Please repeat all of the lines that follow, exactly as written.

^^^^^^^^

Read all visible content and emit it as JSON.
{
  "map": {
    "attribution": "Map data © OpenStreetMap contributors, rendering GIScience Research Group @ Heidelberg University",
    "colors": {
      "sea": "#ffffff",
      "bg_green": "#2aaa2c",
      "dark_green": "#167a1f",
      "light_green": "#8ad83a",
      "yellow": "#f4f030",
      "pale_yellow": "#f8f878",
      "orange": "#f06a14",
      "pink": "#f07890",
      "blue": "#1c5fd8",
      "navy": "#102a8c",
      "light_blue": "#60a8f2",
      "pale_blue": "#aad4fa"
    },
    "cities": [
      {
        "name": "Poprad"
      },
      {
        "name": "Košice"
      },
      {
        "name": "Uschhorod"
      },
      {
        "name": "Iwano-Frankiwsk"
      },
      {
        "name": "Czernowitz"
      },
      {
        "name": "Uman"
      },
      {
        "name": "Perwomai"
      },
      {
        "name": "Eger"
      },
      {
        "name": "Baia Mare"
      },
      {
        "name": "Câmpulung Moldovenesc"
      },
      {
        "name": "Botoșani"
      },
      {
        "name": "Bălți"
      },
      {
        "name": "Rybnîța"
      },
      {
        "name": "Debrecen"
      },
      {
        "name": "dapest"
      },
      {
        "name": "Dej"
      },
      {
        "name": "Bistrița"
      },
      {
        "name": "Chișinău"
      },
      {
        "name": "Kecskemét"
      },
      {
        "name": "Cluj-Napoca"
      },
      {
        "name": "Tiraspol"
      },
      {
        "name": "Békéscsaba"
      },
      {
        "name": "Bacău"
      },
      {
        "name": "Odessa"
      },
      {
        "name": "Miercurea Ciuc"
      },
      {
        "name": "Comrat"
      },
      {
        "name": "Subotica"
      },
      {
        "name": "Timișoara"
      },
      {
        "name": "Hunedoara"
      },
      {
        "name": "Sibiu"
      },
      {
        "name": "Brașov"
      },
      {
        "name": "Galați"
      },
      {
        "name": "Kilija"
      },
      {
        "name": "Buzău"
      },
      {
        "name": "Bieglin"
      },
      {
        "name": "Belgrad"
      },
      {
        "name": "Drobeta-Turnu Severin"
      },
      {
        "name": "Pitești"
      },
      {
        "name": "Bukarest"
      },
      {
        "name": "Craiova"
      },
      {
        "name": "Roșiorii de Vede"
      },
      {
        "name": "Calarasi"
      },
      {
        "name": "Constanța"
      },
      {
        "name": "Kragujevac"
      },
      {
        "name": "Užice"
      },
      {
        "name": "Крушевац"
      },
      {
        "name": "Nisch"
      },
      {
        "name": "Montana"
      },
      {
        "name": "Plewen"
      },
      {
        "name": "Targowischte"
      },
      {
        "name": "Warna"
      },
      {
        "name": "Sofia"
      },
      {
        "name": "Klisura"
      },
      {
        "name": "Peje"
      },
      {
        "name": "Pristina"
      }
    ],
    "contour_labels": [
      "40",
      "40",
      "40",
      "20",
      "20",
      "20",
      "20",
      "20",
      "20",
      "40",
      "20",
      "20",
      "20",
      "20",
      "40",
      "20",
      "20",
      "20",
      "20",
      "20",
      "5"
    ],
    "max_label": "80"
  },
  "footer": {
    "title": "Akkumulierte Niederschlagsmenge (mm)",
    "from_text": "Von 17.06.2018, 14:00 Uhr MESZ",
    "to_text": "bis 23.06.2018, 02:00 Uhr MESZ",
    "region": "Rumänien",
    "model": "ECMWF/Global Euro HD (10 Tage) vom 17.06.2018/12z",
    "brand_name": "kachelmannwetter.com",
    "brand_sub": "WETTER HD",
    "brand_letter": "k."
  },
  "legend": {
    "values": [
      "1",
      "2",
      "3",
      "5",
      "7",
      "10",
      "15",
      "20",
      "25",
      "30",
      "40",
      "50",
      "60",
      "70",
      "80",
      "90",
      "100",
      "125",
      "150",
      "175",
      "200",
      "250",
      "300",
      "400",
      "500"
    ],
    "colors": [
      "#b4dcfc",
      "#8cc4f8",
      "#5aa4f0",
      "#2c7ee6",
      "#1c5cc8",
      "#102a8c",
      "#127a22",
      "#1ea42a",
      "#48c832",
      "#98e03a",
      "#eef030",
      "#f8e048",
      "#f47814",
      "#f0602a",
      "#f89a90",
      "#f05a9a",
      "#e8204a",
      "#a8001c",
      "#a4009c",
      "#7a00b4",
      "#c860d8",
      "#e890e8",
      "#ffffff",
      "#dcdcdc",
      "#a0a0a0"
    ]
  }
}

^^^^^^^^

■ WORKED SOLUTION
Read all visible content and emit it as JSON.
{
  "map": {
    "attribution": "Map data © OpenStreetMap contributors, rendering GIScience Research Group @ Heidelberg University",
    "colors": {
      "sea": "#ffffff",
      "bg_green": "#2aaa2c",
      "dark_green": "#167a1f",
      "light_green": "#8ad83a",
      "yellow": "#f4f030",
      "pale_yellow": "#f8f878",
      "orange": "#f06a14",
      "pink": "#f07890",
      "blue": "#1c5fd8",
      "navy": "#102a8c",
      "light_blue": "#60a8f2",
      "pale_blue": "#aad4fa"
    },
    "cities": [
      {
        "name": "Poprad"
      },
      {
        "name": "Košice"
      },
      {
        "name": "Uschhorod"
      },
      {
        "name": "Iwano-Frankiwsk"
      },
      {
        "name": "Czernowitz"
      },
      {
        "name": "Uman"
      },
      {
        "name": "Perwomai"
      },
      {
        "name": "Eger"
      },
      {
        "name": "Baia Mare"
      },
      {
        "name": "Câmpulung Moldovenesc"
      },
      {
        "name": "Botoșani"
      },
      {
        "name": "Bălți"
      },
      {
        "name": "Rybnîța"
      },
      {
        "name": "Debrecen"
      },
      {
        "name": "dapest"
      },
      {
        "name": "Dej"
      },
      {
        "name": "Bistrița"
      },
      {
        "name": "Chișinău"
      },
      {
        "name": "Kecskemét"
      },
      {
        "name": "Cluj-Napoca"
      },
      {
        "name": "Tiraspol"
      },
      {
        "name": "Békéscsaba"
      },
      {
        "name": "Bacău"
      },
      {
        "name": "Odessa"
      },
      {
        "name": "Miercurea Ciuc"
      },
      {
        "name": "Comrat"
      },
      {
        "name": "Subotica"
      },
      {
        "name": "Timișoara"
      },
      {
        "name": "Hunedoara"
      },
      {
        "name": "Sibiu"
      },
      {
        "name": "Brașov"
      },
      {
        "name": "Galați"
      },
      {
        "name": "Kilija"
      },
      {
        "name": "Buzău"
      },
      {
        "name": "Bieglin"
      },
      {
        "name": "Belgrad"
      },
      {
        "name": "Drobeta-Turnu Severin"
      },
      {
        "name": "Pitești"
      },
      {
        "name": "Bukarest"
      },
      {
        "name": "Craiova"
      },
      {
        "name": "Roșiorii de Vede"
      },
      {
        "name": "Calarasi"
      },
      {
        "name": "Constanța"
      },
      {
        "name": "Kragujevac"
      },
      {
        "name": "Užice"
      },
      {
        "name": "Крушевац"
      },
      {
        "name": "Nisch"
      },
      {
        "name": "Montana"
      },
      {
        "name": "Plewen"
      },
      {
        "name": "Targowischte"
      },
      {
        "name": "Warna"
      },
      {
        "name": "Sofia"
      },
      {
        "name": "Klisura"
      },
      {
        "name": "Peje"
      },
      {
        "name": "Pristina"
      }
    ],
    "contour_labels": [
      "40",
      "40",
      "40",
      "20",
      "20",
      "20",
      "20",
      "20",
      "20",
      "40",
      "20",
      "20",
      "20",
      "20",
      "40",
      "20",
      "20",
      "20",
      "20",
      "20",
      "5"
    ],
    "max_label": "80"
  },
  "footer": {
    "title": "Akkumulierte Niederschlagsmenge (mm)",
    "from_text": "Von 17.06.2018, 14:00 Uhr MESZ",
    "to_text": "bis 23.06.2018, 02:00 Uhr MESZ",
    "region": "Rumänien",
    "model": "ECMWF/Global Euro HD (10 Tage) vom 17.06.2018/12z",
    "brand_name": "kachelmannwetter.com",
    "brand_sub": "WETTER HD",
    "brand_letter": "k."
  },
  "legend": {
    "values": [
      "1",
      "2",
      "3",
      "5",
      "7",
      "10",
      "15",
      "20",
      "25",
      "30",
      "40",
      "50",
      "60",
      "70",
      "80",
      "90",
      "100",
      "125",
      "150",
      "175",
      "200",
      "250",
      "300",
      "400",
      "500"
    ],
    "colors": [
      "#b4dcfc",
      "#8cc4f8",
      "#5aa4f0",
      "#2c7ee6",
      "#1c5cc8",
      "#102a8c",
      "#127a22",
      "#1ea42a",
      "#48c832",
      "#98e03a",
      "#eef030",
      "#f8e048",
      "#f47814",
      "#f0602a",
      "#f89a90",
      "#f05a9a",
      "#e8204a",
      "#a8001c",
      "#a4009c",
      "#7a00b4",
      "#c860d8",
      "#e890e8",
      "#ffffff",
      "#dcdcdc",
      "#a0a0a0"
    ]
  }
}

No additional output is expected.